* Instruction *
Using the entries that follow, collect the lines where the word "JSON" appears.

══ Material for this exercise

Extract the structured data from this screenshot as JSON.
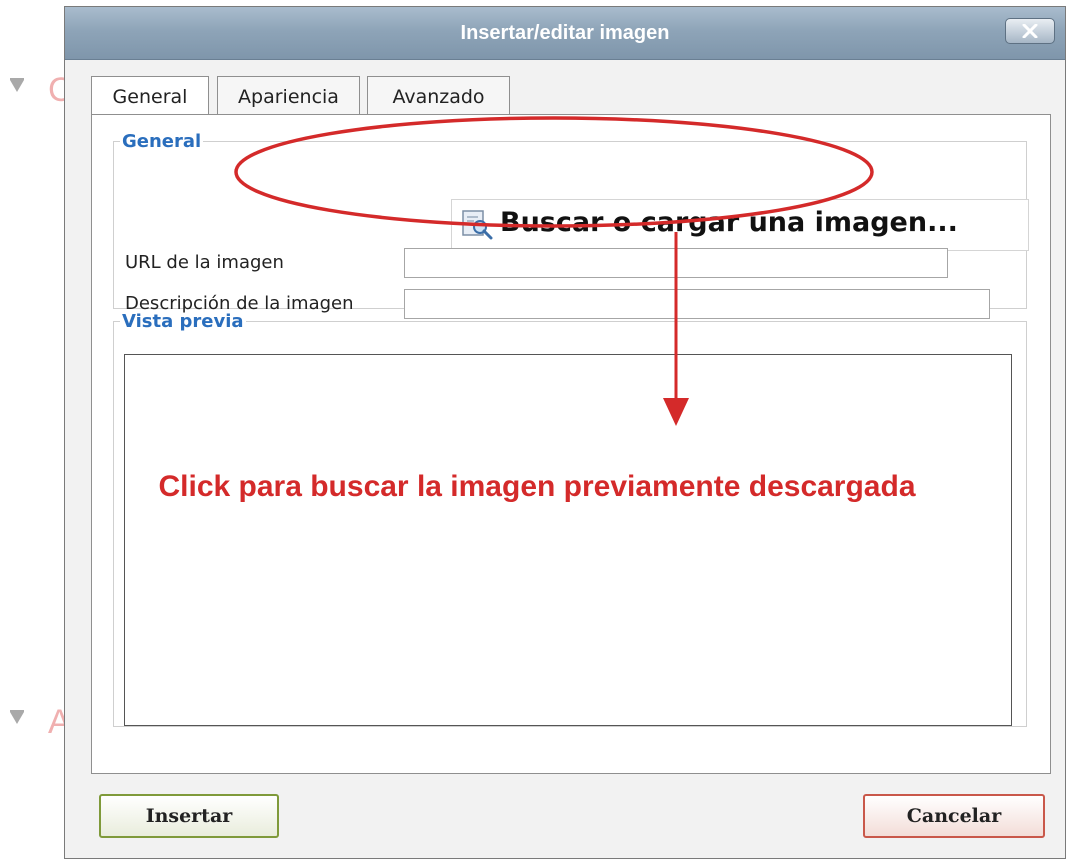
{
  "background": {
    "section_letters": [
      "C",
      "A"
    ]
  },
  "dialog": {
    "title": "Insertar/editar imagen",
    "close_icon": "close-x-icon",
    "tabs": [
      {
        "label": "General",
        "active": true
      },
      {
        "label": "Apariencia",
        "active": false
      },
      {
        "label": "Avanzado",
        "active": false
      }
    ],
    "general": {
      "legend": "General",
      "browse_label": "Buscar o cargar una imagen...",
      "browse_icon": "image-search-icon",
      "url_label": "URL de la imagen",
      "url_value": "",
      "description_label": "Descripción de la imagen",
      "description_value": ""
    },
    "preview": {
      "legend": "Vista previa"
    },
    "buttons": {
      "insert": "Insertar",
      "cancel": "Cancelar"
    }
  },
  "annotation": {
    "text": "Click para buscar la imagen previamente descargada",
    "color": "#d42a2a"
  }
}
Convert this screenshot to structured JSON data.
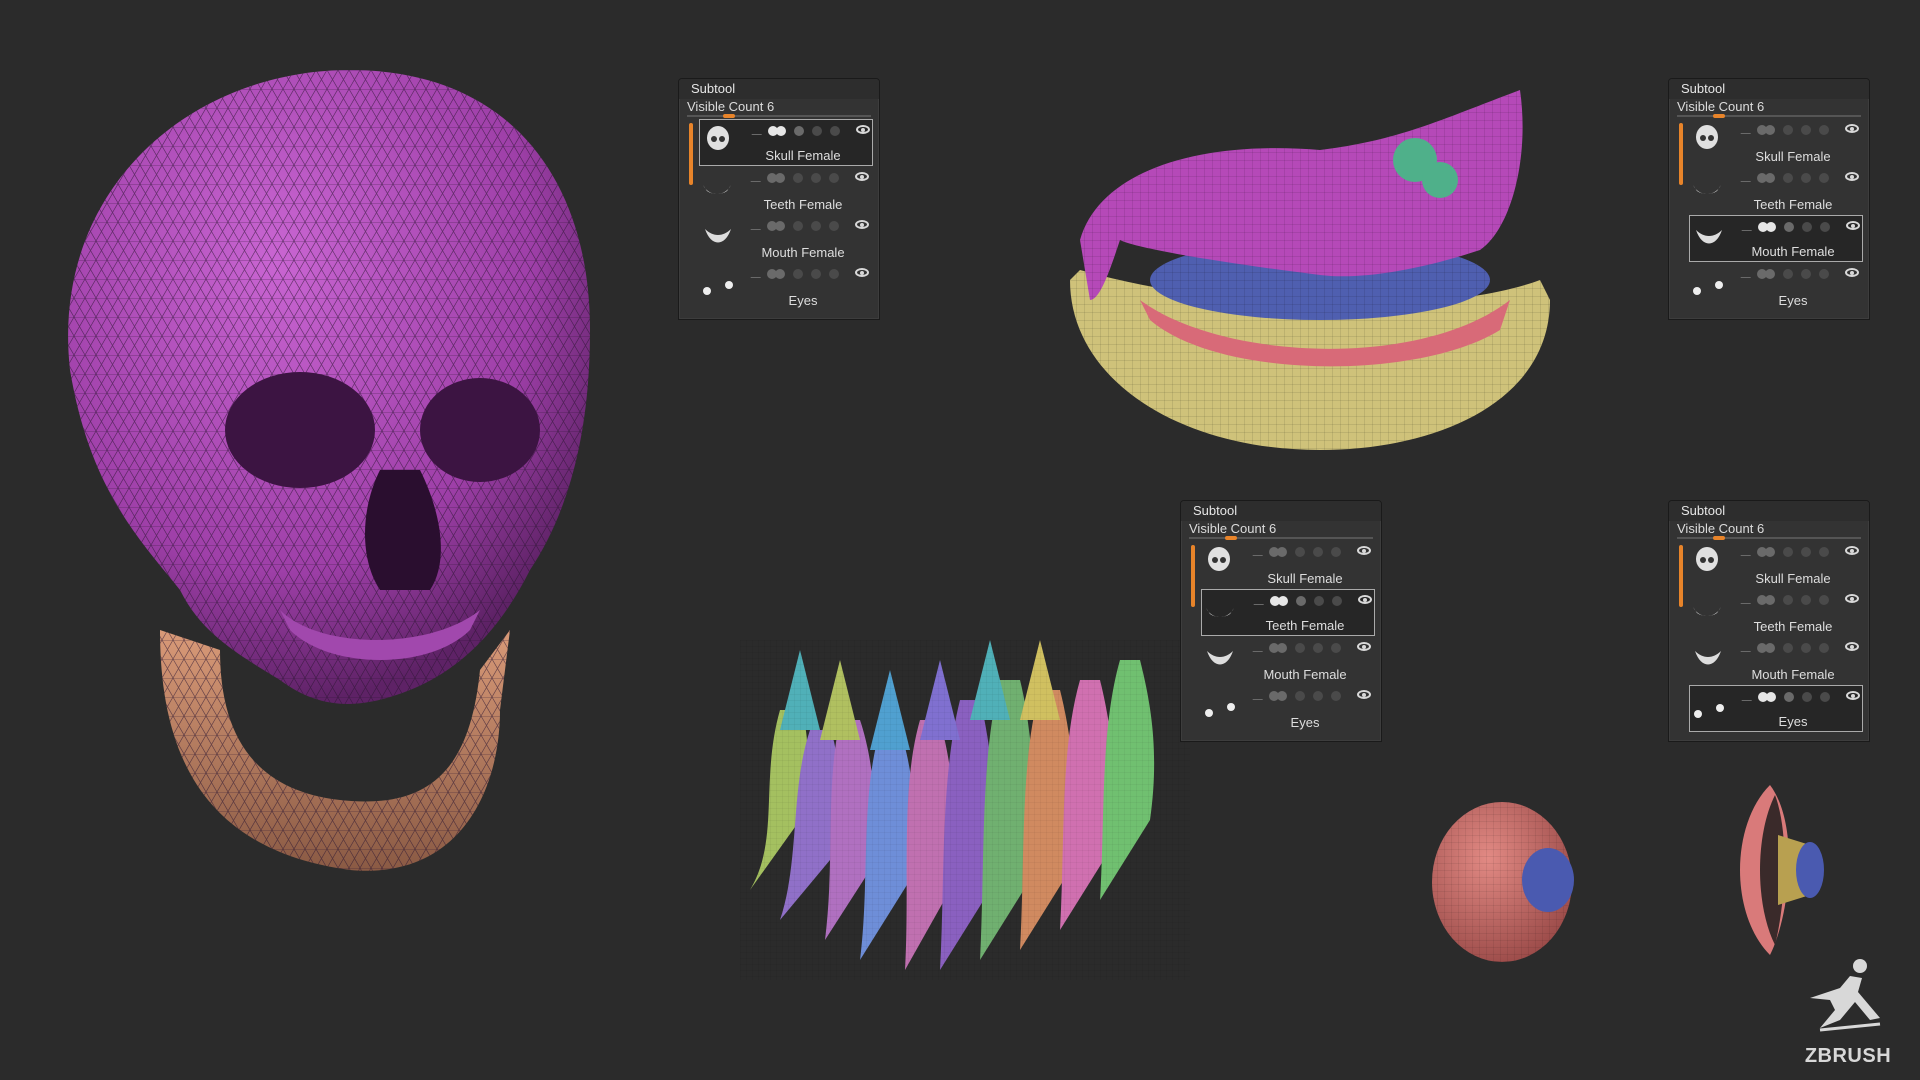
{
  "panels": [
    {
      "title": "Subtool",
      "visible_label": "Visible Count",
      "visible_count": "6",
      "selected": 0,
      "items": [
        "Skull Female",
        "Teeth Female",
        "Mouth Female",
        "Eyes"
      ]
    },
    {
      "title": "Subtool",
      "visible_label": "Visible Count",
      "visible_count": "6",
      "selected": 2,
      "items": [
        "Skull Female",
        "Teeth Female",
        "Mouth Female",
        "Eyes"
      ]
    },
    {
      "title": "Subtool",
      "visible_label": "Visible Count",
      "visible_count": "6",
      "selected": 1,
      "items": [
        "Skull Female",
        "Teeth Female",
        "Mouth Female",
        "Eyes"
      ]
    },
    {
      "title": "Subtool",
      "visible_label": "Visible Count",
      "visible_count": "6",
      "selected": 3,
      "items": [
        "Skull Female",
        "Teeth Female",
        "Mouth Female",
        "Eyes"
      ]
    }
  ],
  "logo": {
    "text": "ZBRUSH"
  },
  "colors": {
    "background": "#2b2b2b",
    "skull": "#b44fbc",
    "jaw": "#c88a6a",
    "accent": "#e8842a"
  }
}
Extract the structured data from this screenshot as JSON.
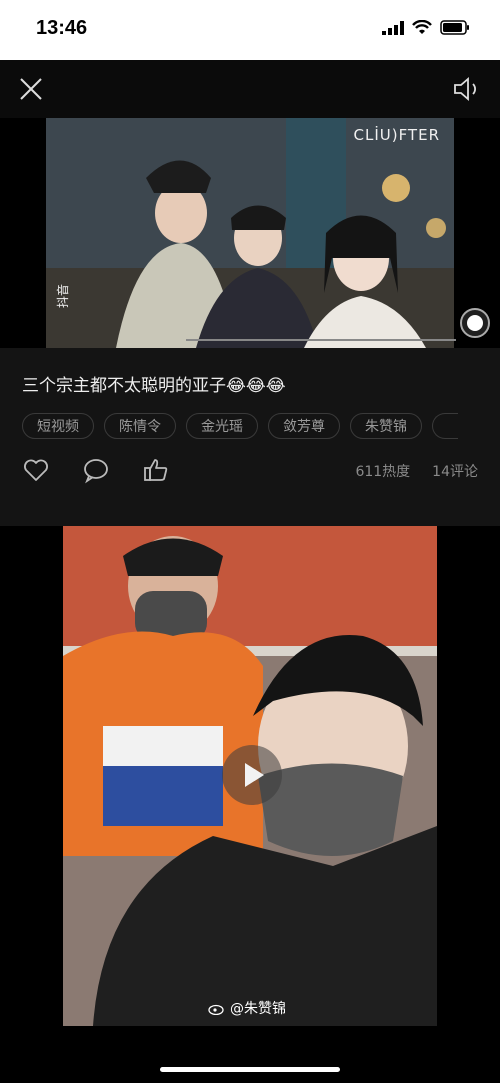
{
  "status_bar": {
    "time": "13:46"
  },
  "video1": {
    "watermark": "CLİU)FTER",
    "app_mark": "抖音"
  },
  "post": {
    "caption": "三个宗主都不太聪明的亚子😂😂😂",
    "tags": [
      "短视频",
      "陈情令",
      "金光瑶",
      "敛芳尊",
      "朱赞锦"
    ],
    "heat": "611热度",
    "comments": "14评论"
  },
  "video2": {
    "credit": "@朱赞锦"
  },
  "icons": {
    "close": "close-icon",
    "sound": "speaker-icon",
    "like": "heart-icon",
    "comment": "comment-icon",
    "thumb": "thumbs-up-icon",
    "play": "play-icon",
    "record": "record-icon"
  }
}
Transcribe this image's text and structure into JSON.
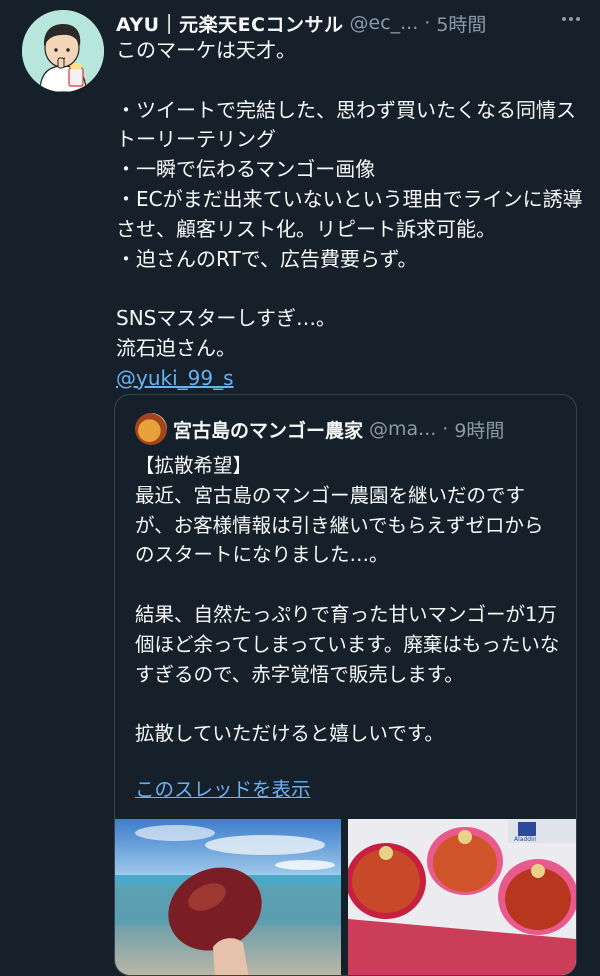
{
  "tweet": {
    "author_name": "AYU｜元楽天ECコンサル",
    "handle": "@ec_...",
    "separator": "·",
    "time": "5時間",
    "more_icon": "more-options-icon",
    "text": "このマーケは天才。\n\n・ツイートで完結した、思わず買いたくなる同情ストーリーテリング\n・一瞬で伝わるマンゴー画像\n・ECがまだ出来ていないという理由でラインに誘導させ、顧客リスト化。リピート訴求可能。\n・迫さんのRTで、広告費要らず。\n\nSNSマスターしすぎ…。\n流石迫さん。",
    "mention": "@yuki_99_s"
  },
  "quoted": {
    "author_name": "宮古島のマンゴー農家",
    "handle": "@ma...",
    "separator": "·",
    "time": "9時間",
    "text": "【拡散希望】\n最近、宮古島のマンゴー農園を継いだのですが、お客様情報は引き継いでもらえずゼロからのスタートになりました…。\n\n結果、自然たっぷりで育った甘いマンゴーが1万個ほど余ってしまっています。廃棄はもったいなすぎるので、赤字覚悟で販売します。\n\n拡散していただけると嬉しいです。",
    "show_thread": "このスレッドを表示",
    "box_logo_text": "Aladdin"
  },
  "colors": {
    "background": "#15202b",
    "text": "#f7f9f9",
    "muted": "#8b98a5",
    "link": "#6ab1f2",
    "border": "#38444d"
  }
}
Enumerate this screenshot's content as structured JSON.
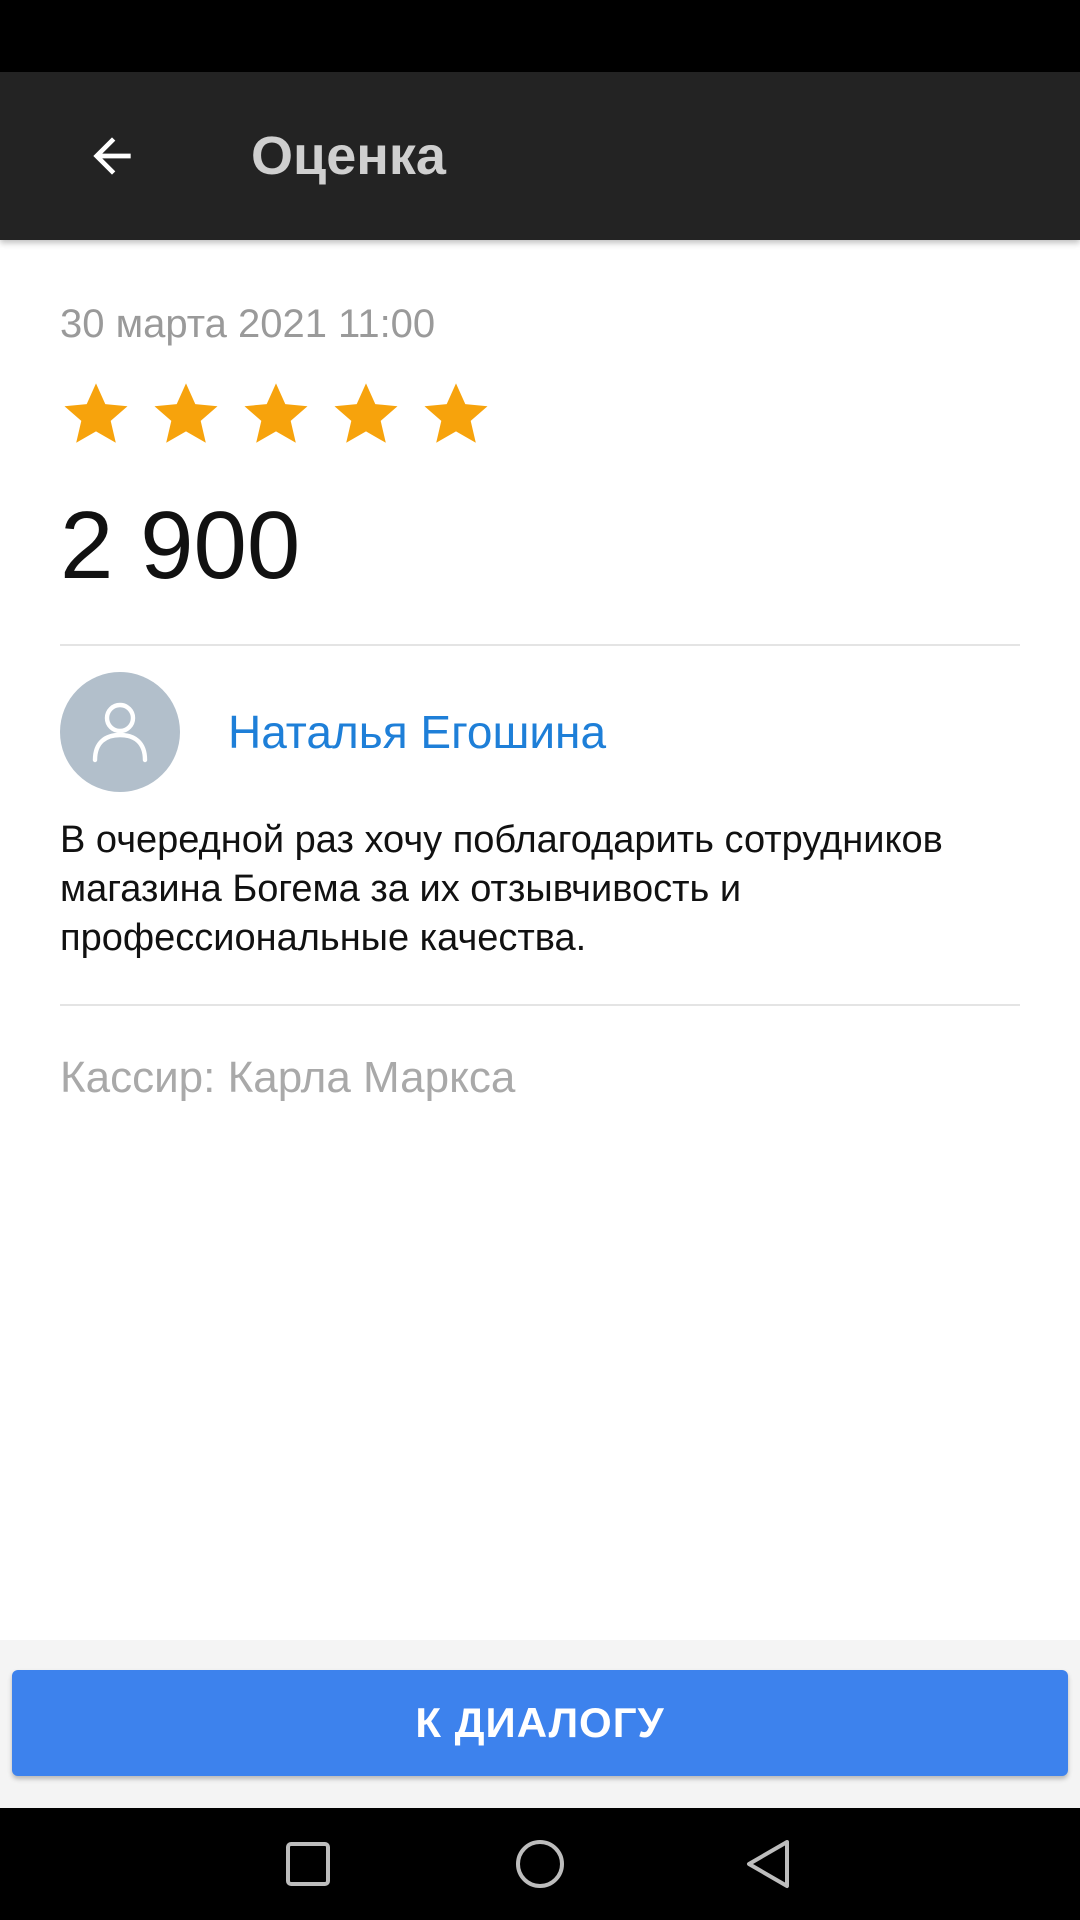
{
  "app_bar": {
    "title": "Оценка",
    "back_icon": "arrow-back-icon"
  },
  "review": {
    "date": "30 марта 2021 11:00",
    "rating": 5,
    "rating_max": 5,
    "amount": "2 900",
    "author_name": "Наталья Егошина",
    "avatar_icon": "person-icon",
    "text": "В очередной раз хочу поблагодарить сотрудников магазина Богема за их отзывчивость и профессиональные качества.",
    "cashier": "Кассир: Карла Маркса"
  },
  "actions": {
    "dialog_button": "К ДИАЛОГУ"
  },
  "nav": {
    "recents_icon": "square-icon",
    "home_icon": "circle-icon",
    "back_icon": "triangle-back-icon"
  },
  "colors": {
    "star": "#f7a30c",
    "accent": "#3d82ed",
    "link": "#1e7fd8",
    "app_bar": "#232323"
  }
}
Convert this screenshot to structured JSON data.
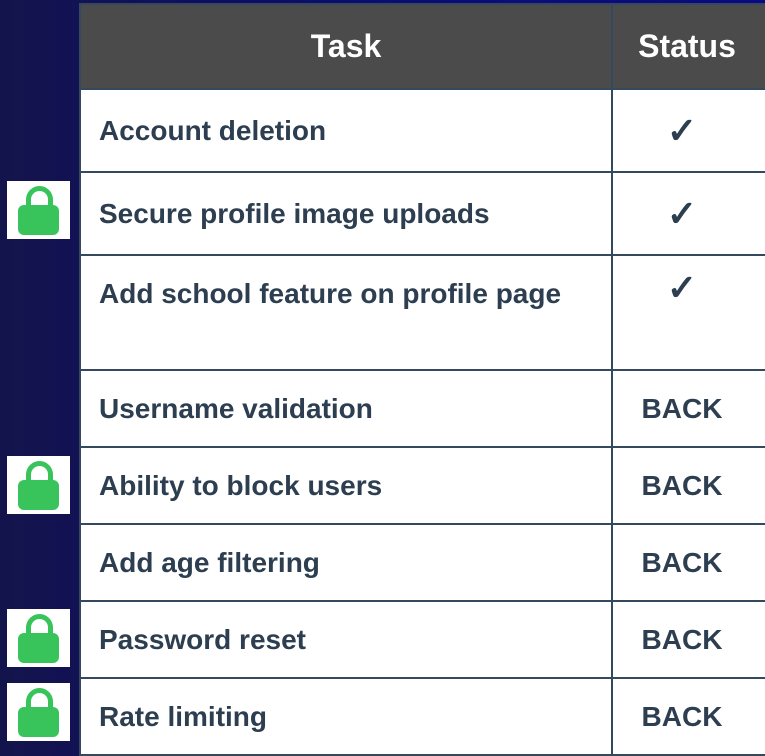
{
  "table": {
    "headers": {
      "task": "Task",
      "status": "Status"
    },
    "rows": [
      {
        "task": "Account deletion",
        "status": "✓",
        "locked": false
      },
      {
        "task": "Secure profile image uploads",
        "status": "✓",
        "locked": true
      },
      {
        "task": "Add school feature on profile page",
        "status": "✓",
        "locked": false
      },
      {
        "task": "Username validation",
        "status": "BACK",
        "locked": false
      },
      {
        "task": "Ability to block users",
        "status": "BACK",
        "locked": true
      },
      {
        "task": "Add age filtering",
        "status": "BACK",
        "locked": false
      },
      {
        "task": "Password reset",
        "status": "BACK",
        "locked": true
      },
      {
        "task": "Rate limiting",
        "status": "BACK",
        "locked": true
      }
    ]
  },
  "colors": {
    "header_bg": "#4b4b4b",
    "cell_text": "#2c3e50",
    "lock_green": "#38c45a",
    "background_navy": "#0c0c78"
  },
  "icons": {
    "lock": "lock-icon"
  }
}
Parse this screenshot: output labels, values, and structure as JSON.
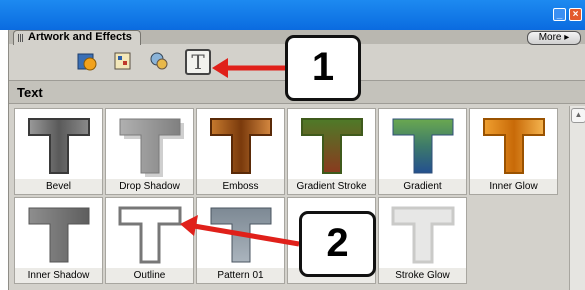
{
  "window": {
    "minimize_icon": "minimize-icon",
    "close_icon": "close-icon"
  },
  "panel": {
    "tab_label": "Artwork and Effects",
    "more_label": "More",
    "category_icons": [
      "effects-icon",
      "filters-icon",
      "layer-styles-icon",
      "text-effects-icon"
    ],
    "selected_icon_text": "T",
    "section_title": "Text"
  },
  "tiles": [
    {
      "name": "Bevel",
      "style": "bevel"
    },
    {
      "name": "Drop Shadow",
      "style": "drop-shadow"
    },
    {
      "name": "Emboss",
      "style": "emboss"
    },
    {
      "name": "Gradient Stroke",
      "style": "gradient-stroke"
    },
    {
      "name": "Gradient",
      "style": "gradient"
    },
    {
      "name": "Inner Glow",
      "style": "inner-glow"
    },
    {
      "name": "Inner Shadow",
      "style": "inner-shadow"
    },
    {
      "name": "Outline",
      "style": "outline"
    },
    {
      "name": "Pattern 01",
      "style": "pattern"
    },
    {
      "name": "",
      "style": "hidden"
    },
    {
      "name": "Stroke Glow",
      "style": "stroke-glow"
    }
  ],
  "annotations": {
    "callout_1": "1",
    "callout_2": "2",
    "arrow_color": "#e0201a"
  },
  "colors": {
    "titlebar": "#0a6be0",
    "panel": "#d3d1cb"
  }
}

════

* Answer for this exercise *
Extract the structured data from this screenshot as JSON.
Convert this screenshot to structured JSON data.
Extract the structured data from this screenshot as JSON.
Transcribe this image's text and structure into JSON.
Enumerate this screenshot's content as structured JSON.
Convert this screenshot to structured JSON data.
Parse this screenshot: output labels, values, and structure as JSON.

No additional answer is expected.